#### [Instructions for the task]
Find how many lines in the data below include the word "NEXT", then write only that number.

#### [Material supplied]

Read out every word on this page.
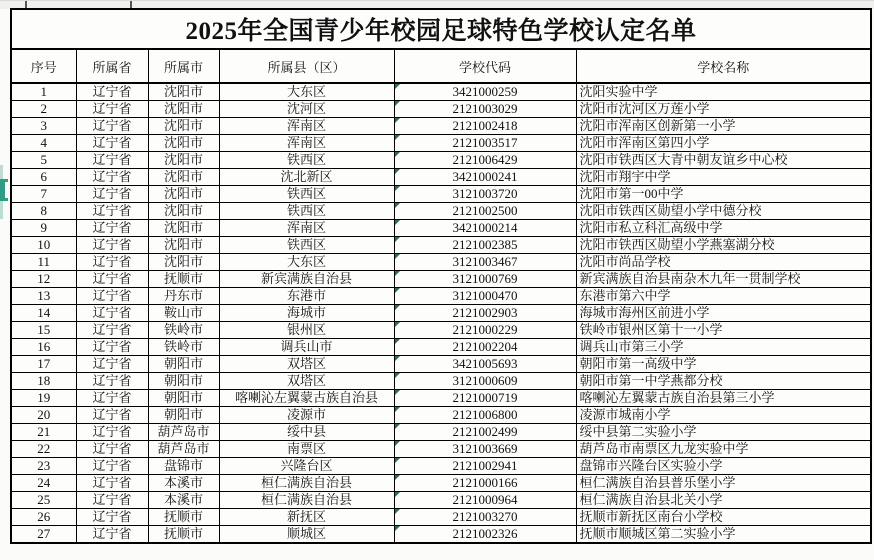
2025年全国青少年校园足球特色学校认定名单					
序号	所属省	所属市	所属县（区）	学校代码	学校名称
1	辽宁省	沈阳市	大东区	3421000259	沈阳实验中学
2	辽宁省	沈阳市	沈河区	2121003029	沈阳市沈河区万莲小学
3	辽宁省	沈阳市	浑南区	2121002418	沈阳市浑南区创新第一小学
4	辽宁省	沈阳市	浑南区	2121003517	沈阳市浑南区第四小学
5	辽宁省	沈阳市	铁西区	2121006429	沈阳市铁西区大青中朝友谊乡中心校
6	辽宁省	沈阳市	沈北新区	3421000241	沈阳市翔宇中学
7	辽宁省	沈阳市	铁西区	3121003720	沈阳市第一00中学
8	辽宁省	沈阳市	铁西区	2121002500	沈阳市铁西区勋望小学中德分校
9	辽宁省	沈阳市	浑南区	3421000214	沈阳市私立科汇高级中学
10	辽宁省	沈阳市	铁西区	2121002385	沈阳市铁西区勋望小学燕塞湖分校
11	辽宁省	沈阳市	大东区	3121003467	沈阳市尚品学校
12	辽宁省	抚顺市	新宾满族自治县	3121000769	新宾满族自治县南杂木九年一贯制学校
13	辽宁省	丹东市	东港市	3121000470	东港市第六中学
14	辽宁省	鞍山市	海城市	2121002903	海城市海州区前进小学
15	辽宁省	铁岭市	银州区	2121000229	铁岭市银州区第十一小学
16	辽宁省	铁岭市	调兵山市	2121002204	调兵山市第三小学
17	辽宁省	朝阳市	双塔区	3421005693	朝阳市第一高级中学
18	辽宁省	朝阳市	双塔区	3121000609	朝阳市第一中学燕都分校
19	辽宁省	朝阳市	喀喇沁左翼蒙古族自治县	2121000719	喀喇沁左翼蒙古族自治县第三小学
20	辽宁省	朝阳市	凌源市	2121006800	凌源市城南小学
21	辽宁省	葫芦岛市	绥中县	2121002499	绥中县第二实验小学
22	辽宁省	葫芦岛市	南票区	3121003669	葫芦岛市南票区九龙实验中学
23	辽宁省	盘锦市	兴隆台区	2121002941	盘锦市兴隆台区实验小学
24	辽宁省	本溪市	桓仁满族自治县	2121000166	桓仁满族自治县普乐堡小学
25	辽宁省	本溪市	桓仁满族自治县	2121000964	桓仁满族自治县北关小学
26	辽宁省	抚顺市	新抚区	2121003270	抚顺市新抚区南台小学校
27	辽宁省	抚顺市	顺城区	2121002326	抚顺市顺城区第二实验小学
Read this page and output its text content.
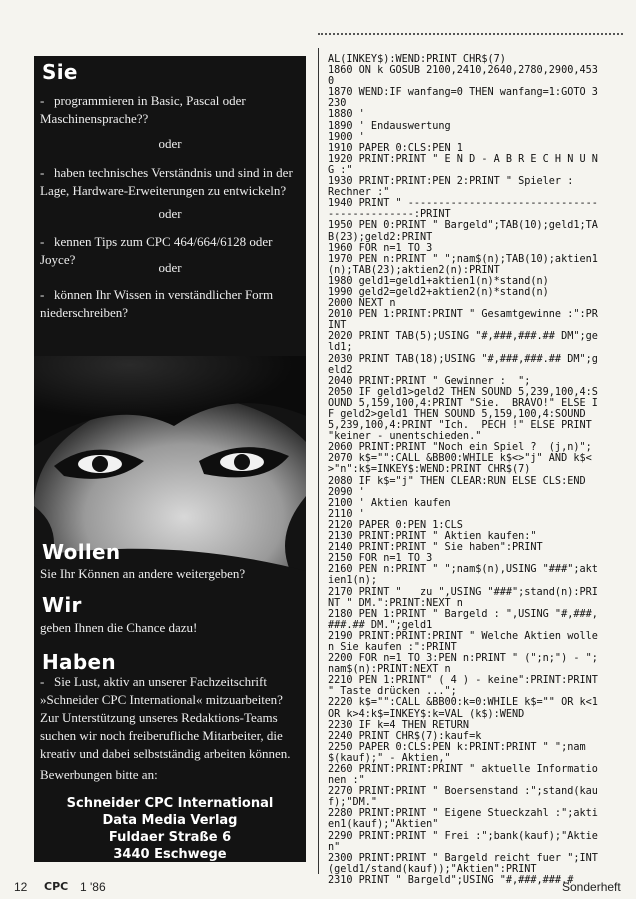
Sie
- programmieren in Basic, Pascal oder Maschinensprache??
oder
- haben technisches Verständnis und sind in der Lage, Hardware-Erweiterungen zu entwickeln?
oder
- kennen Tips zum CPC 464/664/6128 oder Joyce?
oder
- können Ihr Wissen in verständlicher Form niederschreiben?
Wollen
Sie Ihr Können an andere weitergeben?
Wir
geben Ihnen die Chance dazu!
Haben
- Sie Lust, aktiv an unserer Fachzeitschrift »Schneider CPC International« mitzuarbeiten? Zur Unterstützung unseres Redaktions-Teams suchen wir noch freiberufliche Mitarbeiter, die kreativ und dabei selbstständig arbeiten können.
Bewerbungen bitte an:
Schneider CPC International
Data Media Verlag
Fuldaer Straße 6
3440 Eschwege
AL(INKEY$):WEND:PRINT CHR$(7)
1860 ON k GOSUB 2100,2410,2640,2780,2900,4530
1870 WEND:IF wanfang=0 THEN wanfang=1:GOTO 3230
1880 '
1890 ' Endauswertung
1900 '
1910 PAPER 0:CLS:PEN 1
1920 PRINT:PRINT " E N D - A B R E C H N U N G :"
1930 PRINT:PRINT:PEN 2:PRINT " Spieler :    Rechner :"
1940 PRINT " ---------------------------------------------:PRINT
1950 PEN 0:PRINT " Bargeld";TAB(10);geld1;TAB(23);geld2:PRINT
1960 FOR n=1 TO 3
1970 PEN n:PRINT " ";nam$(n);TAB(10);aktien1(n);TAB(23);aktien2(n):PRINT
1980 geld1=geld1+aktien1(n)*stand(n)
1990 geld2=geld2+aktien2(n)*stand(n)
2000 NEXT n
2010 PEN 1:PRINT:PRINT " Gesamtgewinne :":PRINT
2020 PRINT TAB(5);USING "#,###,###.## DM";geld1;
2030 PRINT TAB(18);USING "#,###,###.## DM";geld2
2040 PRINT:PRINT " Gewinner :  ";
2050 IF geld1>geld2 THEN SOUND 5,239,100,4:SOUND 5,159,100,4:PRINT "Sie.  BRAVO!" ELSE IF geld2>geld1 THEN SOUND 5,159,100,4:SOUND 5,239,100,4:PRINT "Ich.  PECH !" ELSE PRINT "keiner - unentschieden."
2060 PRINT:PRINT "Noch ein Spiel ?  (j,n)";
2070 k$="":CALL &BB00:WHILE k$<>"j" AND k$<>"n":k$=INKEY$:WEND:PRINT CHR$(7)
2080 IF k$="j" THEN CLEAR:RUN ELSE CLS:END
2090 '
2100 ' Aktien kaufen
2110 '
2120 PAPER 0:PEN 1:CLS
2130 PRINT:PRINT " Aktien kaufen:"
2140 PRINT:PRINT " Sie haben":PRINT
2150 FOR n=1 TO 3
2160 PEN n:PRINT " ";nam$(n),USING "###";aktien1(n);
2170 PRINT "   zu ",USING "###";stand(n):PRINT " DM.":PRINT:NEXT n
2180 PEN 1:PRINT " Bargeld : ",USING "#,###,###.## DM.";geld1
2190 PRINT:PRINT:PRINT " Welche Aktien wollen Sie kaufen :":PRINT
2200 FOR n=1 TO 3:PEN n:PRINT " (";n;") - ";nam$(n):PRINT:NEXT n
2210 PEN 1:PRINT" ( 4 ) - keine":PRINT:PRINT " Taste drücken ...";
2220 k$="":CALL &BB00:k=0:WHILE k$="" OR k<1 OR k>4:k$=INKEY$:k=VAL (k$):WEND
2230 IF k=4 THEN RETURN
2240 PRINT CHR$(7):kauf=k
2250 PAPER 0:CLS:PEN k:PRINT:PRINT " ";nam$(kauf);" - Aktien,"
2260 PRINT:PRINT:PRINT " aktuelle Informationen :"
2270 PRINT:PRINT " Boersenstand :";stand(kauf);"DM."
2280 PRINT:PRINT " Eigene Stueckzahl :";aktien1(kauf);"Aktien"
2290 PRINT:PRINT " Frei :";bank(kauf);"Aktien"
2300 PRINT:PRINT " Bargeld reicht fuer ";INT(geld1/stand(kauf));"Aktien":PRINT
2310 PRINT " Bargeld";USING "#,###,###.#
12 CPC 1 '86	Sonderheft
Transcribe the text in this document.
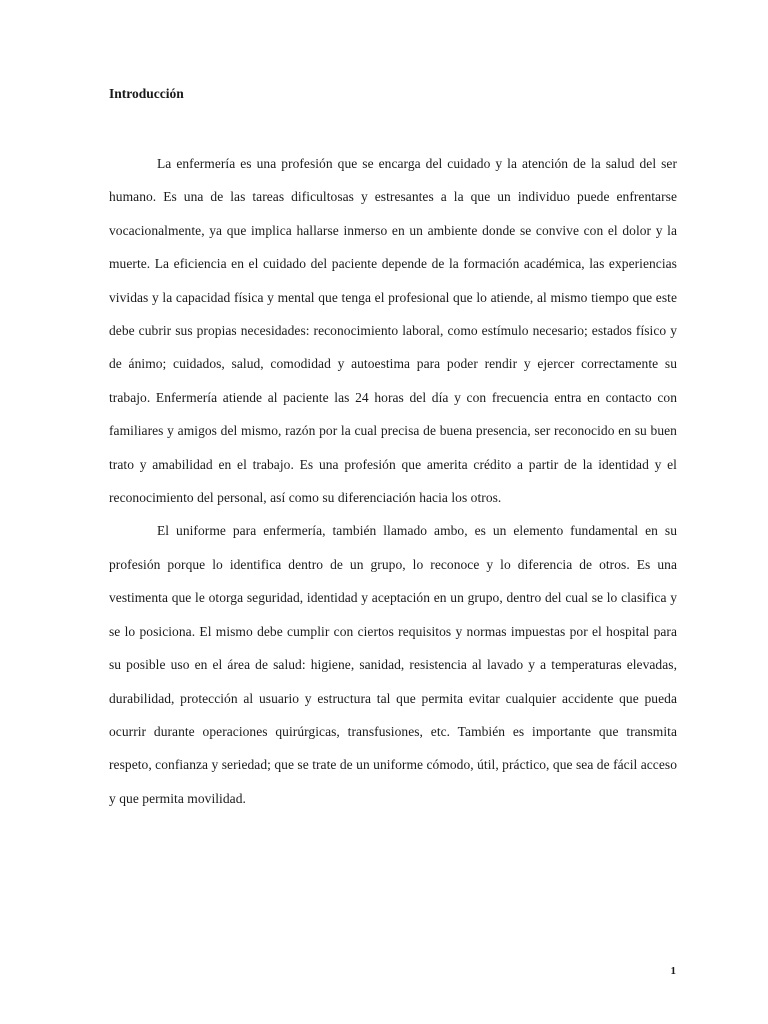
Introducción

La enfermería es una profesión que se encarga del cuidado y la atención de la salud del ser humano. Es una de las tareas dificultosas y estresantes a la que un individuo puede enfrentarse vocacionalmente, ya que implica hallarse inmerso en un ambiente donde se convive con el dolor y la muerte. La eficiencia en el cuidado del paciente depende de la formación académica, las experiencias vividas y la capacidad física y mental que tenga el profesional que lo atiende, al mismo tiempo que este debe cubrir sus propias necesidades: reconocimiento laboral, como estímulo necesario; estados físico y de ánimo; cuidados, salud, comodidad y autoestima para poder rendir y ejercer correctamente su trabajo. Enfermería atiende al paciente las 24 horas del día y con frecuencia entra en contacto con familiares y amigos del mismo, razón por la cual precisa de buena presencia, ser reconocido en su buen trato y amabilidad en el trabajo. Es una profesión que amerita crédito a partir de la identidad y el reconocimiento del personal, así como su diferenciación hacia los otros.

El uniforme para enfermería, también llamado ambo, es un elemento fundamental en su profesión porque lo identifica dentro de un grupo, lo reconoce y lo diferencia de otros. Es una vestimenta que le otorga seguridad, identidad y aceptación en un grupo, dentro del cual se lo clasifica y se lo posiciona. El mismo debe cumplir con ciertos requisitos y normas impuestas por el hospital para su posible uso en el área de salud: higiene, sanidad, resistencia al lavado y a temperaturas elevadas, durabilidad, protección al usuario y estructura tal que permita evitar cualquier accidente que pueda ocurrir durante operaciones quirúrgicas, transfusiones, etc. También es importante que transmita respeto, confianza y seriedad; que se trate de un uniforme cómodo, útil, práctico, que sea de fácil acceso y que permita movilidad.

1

#### [Task answer]
3